● What to work on
Identify the lines that contain the string "description" and report only how many there are.

....................

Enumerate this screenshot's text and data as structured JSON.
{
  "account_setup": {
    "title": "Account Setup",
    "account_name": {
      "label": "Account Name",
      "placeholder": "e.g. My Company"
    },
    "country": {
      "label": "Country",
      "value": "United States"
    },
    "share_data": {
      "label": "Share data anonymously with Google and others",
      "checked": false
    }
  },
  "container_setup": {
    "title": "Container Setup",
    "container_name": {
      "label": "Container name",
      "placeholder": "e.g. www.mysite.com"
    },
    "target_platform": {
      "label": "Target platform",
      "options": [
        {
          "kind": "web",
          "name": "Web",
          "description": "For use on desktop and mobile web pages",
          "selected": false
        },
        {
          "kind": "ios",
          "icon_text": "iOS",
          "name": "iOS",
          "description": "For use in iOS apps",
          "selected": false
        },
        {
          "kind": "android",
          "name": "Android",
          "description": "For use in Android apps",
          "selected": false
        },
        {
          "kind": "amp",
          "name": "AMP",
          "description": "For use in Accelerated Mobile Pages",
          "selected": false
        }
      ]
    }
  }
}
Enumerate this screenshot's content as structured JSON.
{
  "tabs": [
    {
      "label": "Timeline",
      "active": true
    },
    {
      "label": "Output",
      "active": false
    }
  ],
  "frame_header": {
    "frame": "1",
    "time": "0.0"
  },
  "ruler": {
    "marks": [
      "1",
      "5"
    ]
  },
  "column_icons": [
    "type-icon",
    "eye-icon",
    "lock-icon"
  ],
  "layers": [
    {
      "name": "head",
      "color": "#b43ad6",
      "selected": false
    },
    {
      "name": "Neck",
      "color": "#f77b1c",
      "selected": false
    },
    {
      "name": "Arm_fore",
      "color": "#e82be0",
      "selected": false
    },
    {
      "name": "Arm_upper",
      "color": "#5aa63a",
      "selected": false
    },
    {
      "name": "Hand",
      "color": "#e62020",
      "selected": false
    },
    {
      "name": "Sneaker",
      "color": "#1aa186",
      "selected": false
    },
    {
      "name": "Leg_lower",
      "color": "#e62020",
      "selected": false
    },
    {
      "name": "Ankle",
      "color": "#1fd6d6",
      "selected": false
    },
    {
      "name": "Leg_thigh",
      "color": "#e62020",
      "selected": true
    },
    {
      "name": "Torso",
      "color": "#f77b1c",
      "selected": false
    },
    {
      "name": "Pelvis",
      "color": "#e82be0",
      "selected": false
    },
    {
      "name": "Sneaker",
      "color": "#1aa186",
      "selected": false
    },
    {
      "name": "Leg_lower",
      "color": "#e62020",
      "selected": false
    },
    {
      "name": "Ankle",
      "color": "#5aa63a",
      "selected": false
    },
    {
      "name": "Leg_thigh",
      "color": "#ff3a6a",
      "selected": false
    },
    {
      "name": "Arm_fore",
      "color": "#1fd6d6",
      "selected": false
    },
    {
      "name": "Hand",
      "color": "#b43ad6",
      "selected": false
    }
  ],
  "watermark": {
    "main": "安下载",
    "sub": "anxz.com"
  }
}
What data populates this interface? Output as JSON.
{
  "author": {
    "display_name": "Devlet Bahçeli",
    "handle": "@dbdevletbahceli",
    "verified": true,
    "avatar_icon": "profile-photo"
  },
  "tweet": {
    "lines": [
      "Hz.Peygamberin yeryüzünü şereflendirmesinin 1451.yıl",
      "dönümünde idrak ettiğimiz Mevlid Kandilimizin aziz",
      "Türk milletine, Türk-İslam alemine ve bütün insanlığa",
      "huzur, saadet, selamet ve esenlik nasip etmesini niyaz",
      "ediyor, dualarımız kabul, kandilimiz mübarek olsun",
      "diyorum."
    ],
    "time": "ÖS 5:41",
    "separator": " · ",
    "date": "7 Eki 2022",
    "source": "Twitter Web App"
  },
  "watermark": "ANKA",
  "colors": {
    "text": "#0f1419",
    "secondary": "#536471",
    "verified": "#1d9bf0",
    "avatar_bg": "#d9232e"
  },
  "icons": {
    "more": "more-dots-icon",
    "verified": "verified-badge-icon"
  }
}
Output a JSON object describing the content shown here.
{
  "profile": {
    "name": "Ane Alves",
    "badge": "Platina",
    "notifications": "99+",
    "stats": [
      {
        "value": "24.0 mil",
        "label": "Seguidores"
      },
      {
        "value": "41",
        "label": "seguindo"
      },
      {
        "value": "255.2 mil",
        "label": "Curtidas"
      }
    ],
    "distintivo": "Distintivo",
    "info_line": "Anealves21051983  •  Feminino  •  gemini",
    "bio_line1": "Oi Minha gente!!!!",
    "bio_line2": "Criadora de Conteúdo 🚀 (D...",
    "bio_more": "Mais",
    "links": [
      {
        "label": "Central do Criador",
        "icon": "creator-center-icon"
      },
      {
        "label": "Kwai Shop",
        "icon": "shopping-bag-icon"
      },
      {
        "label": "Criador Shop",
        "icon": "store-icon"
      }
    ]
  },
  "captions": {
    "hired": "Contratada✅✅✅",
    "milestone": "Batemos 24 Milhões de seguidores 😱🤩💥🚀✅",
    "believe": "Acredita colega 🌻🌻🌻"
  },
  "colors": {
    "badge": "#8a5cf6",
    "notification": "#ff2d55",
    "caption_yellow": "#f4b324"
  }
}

....................

● Response
4